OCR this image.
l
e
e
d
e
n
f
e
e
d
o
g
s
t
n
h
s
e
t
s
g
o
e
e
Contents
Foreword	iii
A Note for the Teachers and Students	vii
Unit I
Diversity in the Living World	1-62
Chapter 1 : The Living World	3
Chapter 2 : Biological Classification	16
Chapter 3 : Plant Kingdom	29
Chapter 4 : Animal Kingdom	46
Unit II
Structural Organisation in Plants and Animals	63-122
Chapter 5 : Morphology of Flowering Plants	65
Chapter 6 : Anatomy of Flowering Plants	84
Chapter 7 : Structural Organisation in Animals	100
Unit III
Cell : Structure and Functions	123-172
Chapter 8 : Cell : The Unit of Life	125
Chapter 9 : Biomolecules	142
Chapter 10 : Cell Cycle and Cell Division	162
...
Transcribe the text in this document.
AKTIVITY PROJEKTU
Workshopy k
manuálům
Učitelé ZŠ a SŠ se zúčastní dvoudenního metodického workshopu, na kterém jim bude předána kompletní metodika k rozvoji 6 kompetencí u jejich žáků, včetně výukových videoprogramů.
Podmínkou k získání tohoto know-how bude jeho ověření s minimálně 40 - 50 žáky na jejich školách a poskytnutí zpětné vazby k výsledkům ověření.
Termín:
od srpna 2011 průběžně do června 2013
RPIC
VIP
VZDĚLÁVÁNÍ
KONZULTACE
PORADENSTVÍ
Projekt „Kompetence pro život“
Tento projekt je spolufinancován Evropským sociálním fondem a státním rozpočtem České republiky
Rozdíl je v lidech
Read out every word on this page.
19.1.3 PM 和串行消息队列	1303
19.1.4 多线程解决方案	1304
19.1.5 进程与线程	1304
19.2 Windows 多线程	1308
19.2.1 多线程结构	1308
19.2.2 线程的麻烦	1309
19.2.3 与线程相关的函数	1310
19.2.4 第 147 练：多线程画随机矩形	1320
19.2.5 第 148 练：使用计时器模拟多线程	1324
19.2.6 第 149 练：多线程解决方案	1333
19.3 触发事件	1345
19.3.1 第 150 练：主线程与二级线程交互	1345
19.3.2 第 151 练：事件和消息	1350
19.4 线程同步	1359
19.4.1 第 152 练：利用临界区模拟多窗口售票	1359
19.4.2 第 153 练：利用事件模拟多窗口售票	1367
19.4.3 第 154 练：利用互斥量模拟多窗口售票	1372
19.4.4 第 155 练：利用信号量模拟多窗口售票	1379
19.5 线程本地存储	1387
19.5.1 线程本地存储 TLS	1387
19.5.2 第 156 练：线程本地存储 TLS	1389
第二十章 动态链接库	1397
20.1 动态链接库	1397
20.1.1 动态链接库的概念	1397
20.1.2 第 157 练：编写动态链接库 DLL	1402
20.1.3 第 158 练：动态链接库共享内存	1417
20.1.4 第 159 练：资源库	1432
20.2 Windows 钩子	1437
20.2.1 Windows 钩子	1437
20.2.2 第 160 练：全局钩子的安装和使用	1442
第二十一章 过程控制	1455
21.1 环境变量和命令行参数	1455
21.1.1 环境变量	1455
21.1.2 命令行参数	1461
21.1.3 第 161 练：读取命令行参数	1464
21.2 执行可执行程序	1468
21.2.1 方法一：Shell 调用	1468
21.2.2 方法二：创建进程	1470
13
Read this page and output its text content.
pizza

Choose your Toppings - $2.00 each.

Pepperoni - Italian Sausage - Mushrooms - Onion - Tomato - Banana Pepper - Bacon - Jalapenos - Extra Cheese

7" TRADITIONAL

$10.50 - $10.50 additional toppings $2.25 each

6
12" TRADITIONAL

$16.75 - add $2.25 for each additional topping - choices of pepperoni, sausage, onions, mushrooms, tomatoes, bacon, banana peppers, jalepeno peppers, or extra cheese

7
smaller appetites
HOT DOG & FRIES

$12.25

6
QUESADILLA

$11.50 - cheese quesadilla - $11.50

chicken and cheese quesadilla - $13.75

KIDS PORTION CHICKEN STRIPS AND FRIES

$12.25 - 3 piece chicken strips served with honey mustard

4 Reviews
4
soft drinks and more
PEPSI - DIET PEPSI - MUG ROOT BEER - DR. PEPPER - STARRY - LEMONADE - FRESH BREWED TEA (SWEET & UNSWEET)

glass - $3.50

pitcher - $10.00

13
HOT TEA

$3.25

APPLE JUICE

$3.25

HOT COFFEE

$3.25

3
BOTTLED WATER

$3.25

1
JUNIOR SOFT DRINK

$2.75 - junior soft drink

EXERCISE OBJECTIVE: Find all lines holding the string "FRIES" and copy them.

RESULT OF THIS TASK:
HOT DOG & FRIES
KIDS PORTION CHICKEN STRIPS AND FRIES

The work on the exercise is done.